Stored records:
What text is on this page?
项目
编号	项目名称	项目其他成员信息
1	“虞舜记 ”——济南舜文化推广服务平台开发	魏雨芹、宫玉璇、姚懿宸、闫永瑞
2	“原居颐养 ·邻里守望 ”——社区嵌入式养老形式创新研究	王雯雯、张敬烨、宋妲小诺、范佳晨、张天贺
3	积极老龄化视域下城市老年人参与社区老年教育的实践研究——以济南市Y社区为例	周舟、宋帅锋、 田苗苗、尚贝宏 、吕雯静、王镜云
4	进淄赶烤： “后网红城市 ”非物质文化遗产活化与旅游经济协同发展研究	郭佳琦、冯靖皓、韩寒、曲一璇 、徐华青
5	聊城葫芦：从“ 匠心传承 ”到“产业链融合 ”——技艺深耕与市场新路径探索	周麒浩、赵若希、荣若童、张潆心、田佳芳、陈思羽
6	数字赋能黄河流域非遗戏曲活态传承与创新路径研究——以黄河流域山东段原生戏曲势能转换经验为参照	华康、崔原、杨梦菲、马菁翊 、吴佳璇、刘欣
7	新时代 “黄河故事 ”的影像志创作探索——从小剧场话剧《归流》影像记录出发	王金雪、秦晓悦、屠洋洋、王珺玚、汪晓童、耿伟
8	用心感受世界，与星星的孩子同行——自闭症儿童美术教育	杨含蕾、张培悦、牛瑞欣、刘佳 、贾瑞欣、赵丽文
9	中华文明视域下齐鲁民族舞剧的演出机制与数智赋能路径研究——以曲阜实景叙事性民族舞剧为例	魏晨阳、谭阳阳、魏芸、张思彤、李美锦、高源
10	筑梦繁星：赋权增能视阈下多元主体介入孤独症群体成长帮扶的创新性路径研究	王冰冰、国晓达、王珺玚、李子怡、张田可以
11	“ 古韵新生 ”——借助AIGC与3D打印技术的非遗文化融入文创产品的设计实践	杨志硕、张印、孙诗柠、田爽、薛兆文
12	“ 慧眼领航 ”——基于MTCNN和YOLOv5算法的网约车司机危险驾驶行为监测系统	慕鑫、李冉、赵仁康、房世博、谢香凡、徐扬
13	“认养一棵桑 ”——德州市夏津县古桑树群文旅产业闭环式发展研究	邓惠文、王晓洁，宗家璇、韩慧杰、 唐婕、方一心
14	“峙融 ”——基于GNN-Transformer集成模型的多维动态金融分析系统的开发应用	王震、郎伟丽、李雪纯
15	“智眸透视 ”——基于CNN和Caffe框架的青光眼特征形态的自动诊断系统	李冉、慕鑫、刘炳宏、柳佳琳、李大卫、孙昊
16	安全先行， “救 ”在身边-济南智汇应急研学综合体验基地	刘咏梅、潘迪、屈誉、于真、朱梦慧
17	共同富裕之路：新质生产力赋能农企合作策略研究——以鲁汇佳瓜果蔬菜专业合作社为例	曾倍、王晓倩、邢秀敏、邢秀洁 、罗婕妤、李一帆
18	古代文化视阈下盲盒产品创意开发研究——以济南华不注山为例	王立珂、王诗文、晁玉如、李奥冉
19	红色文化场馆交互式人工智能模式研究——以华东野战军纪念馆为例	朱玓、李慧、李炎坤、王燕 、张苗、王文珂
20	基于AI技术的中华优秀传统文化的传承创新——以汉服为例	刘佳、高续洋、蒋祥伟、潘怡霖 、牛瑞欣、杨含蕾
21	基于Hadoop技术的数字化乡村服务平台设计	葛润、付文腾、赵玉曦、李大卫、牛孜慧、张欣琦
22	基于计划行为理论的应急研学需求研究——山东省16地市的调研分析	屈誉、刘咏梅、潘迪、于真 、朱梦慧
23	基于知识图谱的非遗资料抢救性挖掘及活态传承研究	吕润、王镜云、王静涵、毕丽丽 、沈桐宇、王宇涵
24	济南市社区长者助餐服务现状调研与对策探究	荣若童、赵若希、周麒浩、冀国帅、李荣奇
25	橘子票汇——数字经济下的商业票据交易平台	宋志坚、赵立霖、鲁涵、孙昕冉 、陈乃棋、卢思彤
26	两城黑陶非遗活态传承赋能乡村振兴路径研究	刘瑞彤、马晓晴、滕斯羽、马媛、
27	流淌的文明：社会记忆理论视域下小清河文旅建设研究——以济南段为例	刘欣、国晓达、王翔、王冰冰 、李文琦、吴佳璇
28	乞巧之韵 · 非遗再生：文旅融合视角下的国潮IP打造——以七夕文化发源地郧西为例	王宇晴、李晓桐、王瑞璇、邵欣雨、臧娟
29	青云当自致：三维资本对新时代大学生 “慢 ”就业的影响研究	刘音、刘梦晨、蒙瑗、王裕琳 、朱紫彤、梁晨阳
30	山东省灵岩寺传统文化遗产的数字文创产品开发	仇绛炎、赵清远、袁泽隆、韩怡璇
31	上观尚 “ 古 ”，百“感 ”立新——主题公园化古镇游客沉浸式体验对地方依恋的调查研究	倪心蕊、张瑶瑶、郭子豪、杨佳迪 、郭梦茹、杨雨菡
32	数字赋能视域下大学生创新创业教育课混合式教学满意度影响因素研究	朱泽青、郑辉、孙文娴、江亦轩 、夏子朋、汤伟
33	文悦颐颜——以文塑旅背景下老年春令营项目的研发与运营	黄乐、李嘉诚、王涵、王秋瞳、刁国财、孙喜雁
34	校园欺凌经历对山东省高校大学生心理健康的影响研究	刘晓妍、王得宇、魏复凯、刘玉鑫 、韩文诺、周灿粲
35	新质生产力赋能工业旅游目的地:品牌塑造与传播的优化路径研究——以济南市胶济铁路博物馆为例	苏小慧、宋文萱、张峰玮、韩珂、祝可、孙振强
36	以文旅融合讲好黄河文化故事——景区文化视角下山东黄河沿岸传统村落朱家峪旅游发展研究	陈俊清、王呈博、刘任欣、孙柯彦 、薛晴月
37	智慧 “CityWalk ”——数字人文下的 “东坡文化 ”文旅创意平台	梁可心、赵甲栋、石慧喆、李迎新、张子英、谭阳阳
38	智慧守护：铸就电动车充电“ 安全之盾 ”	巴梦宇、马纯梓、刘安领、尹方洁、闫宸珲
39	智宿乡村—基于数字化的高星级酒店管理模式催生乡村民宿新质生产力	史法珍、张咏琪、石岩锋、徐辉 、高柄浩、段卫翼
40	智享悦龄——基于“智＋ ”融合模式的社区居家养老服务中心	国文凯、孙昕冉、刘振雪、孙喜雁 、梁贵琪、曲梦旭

## What you are asked to do
Print out the whole listing exactly as it appears.

## Final answer
What text is on this page?
项目
编号	项目名称	项目其他成员信息
1	“虞舜记 ”——济南舜文化推广服务平台开发	魏雨芹、宫玉璇、姚懿宸、闫永瑞
2	“原居颐养 ·邻里守望 ”——社区嵌入式养老形式创新研究	王雯雯、张敬烨、宋妲小诺、范佳晨、张天贺
3	积极老龄化视域下城市老年人参与社区老年教育的实践研究——以济南市Y社区为例	周舟、宋帅锋、 田苗苗、尚贝宏 、吕雯静、王镜云
4	进淄赶烤： “后网红城市 ”非物质文化遗产活化与旅游经济协同发展研究	郭佳琦、冯靖皓、韩寒、曲一璇 、徐华青
5	聊城葫芦：从“ 匠心传承 ”到“产业链融合 ”——技艺深耕与市场新路径探索	周麒浩、赵若希、荣若童、张潆心、田佳芳、陈思羽
6	数字赋能黄河流域非遗戏曲活态传承与创新路径研究——以黄河流域山东段原生戏曲势能转换经验为参照	华康、崔原、杨梦菲、马菁翊 、吴佳璇、刘欣
7	新时代 “黄河故事 ”的影像志创作探索——从小剧场话剧《归流》影像记录出发	王金雪、秦晓悦、屠洋洋、王珺玚、汪晓童、耿伟
8	用心感受世界，与星星的孩子同行——自闭症儿童美术教育	杨含蕾、张培悦、牛瑞欣、刘佳 、贾瑞欣、赵丽文
9	中华文明视域下齐鲁民族舞剧的演出机制与数智赋能路径研究——以曲阜实景叙事性民族舞剧为例	魏晨阳、谭阳阳、魏芸、张思彤、李美锦、高源
10	筑梦繁星：赋权增能视阈下多元主体介入孤独症群体成长帮扶的创新性路径研究	王冰冰、国晓达、王珺玚、李子怡、张田可以
11	“ 古韵新生 ”——借助AIGC与3D打印技术的非遗文化融入文创产品的设计实践	杨志硕、张印、孙诗柠、田爽、薛兆文
12	“ 慧眼领航 ”——基于MTCNN和YOLOv5算法的网约车司机危险驾驶行为监测系统	慕鑫、李冉、赵仁康、房世博、谢香凡、徐扬
13	“认养一棵桑 ”——德州市夏津县古桑树群文旅产业闭环式发展研究	邓惠文、王晓洁，宗家璇、韩慧杰、 唐婕、方一心
14	“峙融 ”——基于GNN-Transformer集成模型的多维动态金融分析系统的开发应用	王震、郎伟丽、李雪纯
15	“智眸透视 ”——基于CNN和Caffe框架的青光眼特征形态的自动诊断系统	李冉、慕鑫、刘炳宏、柳佳琳、李大卫、孙昊
16	安全先行， “救 ”在身边-济南智汇应急研学综合体验基地	刘咏梅、潘迪、屈誉、于真、朱梦慧
17	共同富裕之路：新质生产力赋能农企合作策略研究——以鲁汇佳瓜果蔬菜专业合作社为例	曾倍、王晓倩、邢秀敏、邢秀洁 、罗婕妤、李一帆
18	古代文化视阈下盲盒产品创意开发研究——以济南华不注山为例	王立珂、王诗文、晁玉如、李奥冉
19	红色文化场馆交互式人工智能模式研究——以华东野战军纪念馆为例	朱玓、李慧、李炎坤、王燕 、张苗、王文珂
20	基于AI技术的中华优秀传统文化的传承创新——以汉服为例	刘佳、高续洋、蒋祥伟、潘怡霖 、牛瑞欣、杨含蕾
21	基于Hadoop技术的数字化乡村服务平台设计	葛润、付文腾、赵玉曦、李大卫、牛孜慧、张欣琦
22	基于计划行为理论的应急研学需求研究——山东省16地市的调研分析	屈誉、刘咏梅、潘迪、于真 、朱梦慧
23	基于知识图谱的非遗资料抢救性挖掘及活态传承研究	吕润、王镜云、王静涵、毕丽丽 、沈桐宇、王宇涵
24	济南市社区长者助餐服务现状调研与对策探究	荣若童、赵若希、周麒浩、冀国帅、李荣奇
25	橘子票汇——数字经济下的商业票据交易平台	宋志坚、赵立霖、鲁涵、孙昕冉 、陈乃棋、卢思彤
26	两城黑陶非遗活态传承赋能乡村振兴路径研究	刘瑞彤、马晓晴、滕斯羽、马媛、
27	流淌的文明：社会记忆理论视域下小清河文旅建设研究——以济南段为例	刘欣、国晓达、王翔、王冰冰 、李文琦、吴佳璇
28	乞巧之韵 · 非遗再生：文旅融合视角下的国潮IP打造——以七夕文化发源地郧西为例	王宇晴、李晓桐、王瑞璇、邵欣雨、臧娟
29	青云当自致：三维资本对新时代大学生 “慢 ”就业的影响研究	刘音、刘梦晨、蒙瑗、王裕琳 、朱紫彤、梁晨阳
30	山东省灵岩寺传统文化遗产的数字文创产品开发	仇绛炎、赵清远、袁泽隆、韩怡璇
31	上观尚 “ 古 ”，百“感 ”立新——主题公园化古镇游客沉浸式体验对地方依恋的调查研究	倪心蕊、张瑶瑶、郭子豪、杨佳迪 、郭梦茹、杨雨菡
32	数字赋能视域下大学生创新创业教育课混合式教学满意度影响因素研究	朱泽青、郑辉、孙文娴、江亦轩 、夏子朋、汤伟
33	文悦颐颜——以文塑旅背景下老年春令营项目的研发与运营	黄乐、李嘉诚、王涵、王秋瞳、刁国财、孙喜雁
34	校园欺凌经历对山东省高校大学生心理健康的影响研究	刘晓妍、王得宇、魏复凯、刘玉鑫 、韩文诺、周灿粲
35	新质生产力赋能工业旅游目的地:品牌塑造与传播的优化路径研究——以济南市胶济铁路博物馆为例	苏小慧、宋文萱、张峰玮、韩珂、祝可、孙振强
36	以文旅融合讲好黄河文化故事——景区文化视角下山东黄河沿岸传统村落朱家峪旅游发展研究	陈俊清、王呈博、刘任欣、孙柯彦 、薛晴月
37	智慧 “CityWalk ”——数字人文下的 “东坡文化 ”文旅创意平台	梁可心、赵甲栋、石慧喆、李迎新、张子英、谭阳阳
38	智慧守护：铸就电动车充电“ 安全之盾 ”	巴梦宇、马纯梓、刘安领、尹方洁、闫宸珲
39	智宿乡村—基于数字化的高星级酒店管理模式催生乡村民宿新质生产力	史法珍、张咏琪、石岩锋、徐辉 、高柄浩、段卫翼
40	智享悦龄——基于“智＋ ”融合模式的社区居家养老服务中心	国文凯、孙昕冉、刘振雪、孙喜雁 、梁贵琪、曲梦旭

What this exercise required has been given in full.